**Task prompt:** Look at the entries below and reproduce them exactly.

**Provided data:**
— Start —
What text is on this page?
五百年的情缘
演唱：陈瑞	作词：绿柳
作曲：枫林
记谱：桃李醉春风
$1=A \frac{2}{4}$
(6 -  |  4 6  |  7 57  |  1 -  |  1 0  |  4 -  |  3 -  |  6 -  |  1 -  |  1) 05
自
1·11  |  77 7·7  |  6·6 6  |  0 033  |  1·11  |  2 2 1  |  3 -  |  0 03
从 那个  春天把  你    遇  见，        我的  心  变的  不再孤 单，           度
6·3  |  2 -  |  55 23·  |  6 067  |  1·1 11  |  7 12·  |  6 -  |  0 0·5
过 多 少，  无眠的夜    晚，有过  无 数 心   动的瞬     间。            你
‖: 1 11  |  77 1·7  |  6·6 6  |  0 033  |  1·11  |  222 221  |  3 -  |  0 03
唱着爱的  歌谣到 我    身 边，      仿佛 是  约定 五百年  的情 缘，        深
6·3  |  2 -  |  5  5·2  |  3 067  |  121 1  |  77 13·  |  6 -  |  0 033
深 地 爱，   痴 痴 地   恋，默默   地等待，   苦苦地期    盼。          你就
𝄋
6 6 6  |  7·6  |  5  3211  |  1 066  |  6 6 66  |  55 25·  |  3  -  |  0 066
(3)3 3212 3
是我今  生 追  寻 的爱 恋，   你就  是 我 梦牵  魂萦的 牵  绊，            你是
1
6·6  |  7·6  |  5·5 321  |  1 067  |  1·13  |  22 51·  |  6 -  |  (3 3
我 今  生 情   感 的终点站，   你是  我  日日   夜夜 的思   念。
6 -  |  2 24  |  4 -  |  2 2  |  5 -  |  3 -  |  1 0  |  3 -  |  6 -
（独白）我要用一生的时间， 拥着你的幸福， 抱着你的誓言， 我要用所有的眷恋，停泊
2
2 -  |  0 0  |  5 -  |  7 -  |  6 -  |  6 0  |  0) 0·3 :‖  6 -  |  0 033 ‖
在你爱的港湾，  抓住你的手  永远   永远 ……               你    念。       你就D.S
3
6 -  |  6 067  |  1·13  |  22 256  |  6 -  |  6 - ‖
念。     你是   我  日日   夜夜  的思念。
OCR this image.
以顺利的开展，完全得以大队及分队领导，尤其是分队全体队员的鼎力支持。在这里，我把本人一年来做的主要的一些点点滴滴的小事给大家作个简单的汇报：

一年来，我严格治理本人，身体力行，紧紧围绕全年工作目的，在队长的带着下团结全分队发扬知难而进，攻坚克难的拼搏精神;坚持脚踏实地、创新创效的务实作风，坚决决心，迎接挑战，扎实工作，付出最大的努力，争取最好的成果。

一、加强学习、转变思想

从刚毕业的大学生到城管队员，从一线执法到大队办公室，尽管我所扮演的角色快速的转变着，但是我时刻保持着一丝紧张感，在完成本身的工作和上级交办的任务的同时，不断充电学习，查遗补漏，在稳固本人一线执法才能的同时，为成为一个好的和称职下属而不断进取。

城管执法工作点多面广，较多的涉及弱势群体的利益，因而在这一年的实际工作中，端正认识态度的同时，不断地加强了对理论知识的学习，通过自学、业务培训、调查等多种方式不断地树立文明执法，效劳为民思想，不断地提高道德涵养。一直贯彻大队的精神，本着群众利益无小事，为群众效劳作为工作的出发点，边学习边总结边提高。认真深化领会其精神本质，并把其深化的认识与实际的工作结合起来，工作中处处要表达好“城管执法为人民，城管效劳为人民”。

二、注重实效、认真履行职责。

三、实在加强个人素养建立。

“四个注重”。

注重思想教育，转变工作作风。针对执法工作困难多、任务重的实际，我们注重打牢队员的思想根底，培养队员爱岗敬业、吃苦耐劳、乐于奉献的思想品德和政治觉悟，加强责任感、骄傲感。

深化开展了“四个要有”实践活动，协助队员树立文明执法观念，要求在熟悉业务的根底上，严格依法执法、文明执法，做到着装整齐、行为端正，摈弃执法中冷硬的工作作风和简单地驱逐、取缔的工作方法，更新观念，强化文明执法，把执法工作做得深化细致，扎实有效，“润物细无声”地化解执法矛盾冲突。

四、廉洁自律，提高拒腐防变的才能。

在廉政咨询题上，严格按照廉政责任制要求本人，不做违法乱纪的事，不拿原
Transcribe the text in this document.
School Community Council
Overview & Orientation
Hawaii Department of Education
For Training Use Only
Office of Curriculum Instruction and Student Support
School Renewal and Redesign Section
— End —
**Answer for the task:**
What text is on this page?
五百年的情缘
演唱：陈瑞	作词：绿柳
作曲：枫林
记谱：桃李醉春风
$1=A \frac{2}{4}$
(6 -  |  4 6  |  7 57  |  1 -  |  1 0  |  4 -  |  3 -  |  6 -  |  1 -  |  1) 05
自
1·11  |  77 7·7  |  6·6 6  |  0 033  |  1·11  |  2 2 1  |  3 -  |  0 03
从 那个  春天把  你    遇  见，        我的  心  变的  不再孤 单，           度
6·3  |  2 -  |  55 23·  |  6 067  |  1·1 11  |  7 12·  |  6 -  |  0 0·5
过 多 少，  无眠的夜    晚，有过  无 数 心   动的瞬     间。            你
‖: 1 11  |  77 1·7  |  6·6 6  |  0 033  |  1·11  |  222 221  |  3 -  |  0 03
唱着爱的  歌谣到 我    身 边，      仿佛 是  约定 五百年  的情 缘，        深
6·3  |  2 -  |  5  5·2  |  3 067  |  121 1  |  77 13·  |  6 -  |  0 033
深 地 爱，   痴 痴 地   恋，默默   地等待，   苦苦地期    盼。          你就
𝄋
6 6 6  |  7·6  |  5  3211  |  1 066  |  6 6 66  |  55 25·  |  3  -  |  0 066
(3)3 3212 3
是我今  生 追  寻 的爱 恋，   你就  是 我 梦牵  魂萦的 牵  绊，            你是
1
6·6  |  7·6  |  5·5 321  |  1 067  |  1·13  |  22 51·  |  6 -  |  (3 3
我 今  生 情   感 的终点站，   你是  我  日日   夜夜 的思   念。
6 -  |  2 24  |  4 -  |  2 2  |  5 -  |  3 -  |  1 0  |  3 -  |  6 -
（独白）我要用一生的时间， 拥着你的幸福， 抱着你的誓言， 我要用所有的眷恋，停泊
2
2 -  |  0 0  |  5 -  |  7 -  |  6 -  |  6 0  |  0) 0·3 :‖  6 -  |  0 033 ‖
在你爱的港湾，  抓住你的手  永远   永远 ……               你    念。       你就D.S
3
6 -  |  6 067  |  1·13  |  22 256  |  6 -  |  6 - ‖
念。     你是   我  日日   夜夜  的思念。
OCR this image.
以顺利的开展，完全得以大队及分队领导，尤其是分队全体队员的鼎力支持。在这里，我把本人一年来做的主要的一些点点滴滴的小事给大家作个简单的汇报：

一年来，我严格治理本人，身体力行，紧紧围绕全年工作目的，在队长的带着下团结全分队发扬知难而进，攻坚克难的拼搏精神;坚持脚踏实地、创新创效的务实作风，坚决决心，迎接挑战，扎实工作，付出最大的努力，争取最好的成果。

一、加强学习、转变思想

从刚毕业的大学生到城管队员，从一线执法到大队办公室，尽管我所扮演的角色快速的转变着，但是我时刻保持着一丝紧张感，在完成本身的工作和上级交办的任务的同时，不断充电学习，查遗补漏，在稳固本人一线执法才能的同时，为成为一个好的和称职下属而不断进取。

城管执法工作点多面广，较多的涉及弱势群体的利益，因而在这一年的实际工作中，端正认识态度的同时，不断地加强了对理论知识的学习，通过自学、业务培训、调查等多种方式不断地树立文明执法，效劳为民思想，不断地提高道德涵养。一直贯彻大队的精神，本着群众利益无小事，为群众效劳作为工作的出发点，边学习边总结边提高。认真深化领会其精神本质，并把其深化的认识与实际的工作结合起来，工作中处处要表达好“城管执法为人民，城管效劳为人民”。

二、注重实效、认真履行职责。

三、实在加强个人素养建立。

“四个注重”。

注重思想教育，转变工作作风。针对执法工作困难多、任务重的实际，我们注重打牢队员的思想根底，培养队员爱岗敬业、吃苦耐劳、乐于奉献的思想品德和政治觉悟，加强责任感、骄傲感。

深化开展了“四个要有”实践活动，协助队员树立文明执法观念，要求在熟悉业务的根底上，严格依法执法、文明执法，做到着装整齐、行为端正，摈弃执法中冷硬的工作作风和简单地驱逐、取缔的工作方法，更新观念，强化文明执法，把执法工作做得深化细致，扎实有效，“润物细无声”地化解执法矛盾冲突。

四、廉洁自律，提高拒腐防变的才能。

在廉政咨询题上，严格按照廉政责任制要求本人，不做违法乱纪的事，不拿原
Transcribe the text in this document.
School Community Council
Overview & Orientation
Hawaii Department of Education
For Training Use Only
Office of Curriculum Instruction and Student Support
School Renewal and Redesign Section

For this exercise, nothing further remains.